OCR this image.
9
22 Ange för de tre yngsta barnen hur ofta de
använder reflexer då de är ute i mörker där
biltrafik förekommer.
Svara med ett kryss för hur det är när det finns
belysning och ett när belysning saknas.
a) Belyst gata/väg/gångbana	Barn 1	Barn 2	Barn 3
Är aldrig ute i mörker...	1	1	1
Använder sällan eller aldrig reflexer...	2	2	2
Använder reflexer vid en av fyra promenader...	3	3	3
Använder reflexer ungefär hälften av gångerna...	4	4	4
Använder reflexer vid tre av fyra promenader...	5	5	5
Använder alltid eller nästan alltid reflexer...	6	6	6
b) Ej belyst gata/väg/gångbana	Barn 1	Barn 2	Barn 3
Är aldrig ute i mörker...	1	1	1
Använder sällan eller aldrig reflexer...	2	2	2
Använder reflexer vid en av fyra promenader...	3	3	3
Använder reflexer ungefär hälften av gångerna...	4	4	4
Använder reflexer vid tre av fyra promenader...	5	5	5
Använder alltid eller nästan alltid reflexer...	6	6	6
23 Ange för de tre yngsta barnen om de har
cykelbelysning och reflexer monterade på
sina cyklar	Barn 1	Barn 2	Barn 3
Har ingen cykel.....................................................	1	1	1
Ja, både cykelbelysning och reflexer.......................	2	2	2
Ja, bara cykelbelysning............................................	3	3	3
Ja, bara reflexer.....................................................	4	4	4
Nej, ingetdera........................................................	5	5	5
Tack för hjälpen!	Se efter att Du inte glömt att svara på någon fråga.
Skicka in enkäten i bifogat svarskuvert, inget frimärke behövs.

## TASK GOAL
Copy out all of the lines above exactly.

## EXERCISE ANSWER
OCR this image.
9
22 Ange för de tre yngsta barnen hur ofta de
använder reflexer då de är ute i mörker där
biltrafik förekommer.
Svara med ett kryss för hur det är när det finns
belysning och ett när belysning saknas.
a) Belyst gata/väg/gångbana	Barn 1	Barn 2	Barn 3
Är aldrig ute i mörker...	1	1	1
Använder sällan eller aldrig reflexer...	2	2	2
Använder reflexer vid en av fyra promenader...	3	3	3
Använder reflexer ungefär hälften av gångerna...	4	4	4
Använder reflexer vid tre av fyra promenader...	5	5	5
Använder alltid eller nästan alltid reflexer...	6	6	6
b) Ej belyst gata/väg/gångbana	Barn 1	Barn 2	Barn 3
Är aldrig ute i mörker...	1	1	1
Använder sällan eller aldrig reflexer...	2	2	2
Använder reflexer vid en av fyra promenader...	3	3	3
Använder reflexer ungefär hälften av gångerna...	4	4	4
Använder reflexer vid tre av fyra promenader...	5	5	5
Använder alltid eller nästan alltid reflexer...	6	6	6
23 Ange för de tre yngsta barnen om de har
cykelbelysning och reflexer monterade på
sina cyklar	Barn 1	Barn 2	Barn 3
Har ingen cykel.....................................................	1	1	1
Ja, både cykelbelysning och reflexer.......................	2	2	2
Ja, bara cykelbelysning............................................	3	3	3
Ja, bara reflexer.....................................................	4	4	4
Nej, ingetdera........................................................	5	5	5
Tack för hjälpen!	Se efter att Du inte glömt att svara på någon fråga.
Skicka in enkäten i bifogat svarskuvert, inget frimärke behövs.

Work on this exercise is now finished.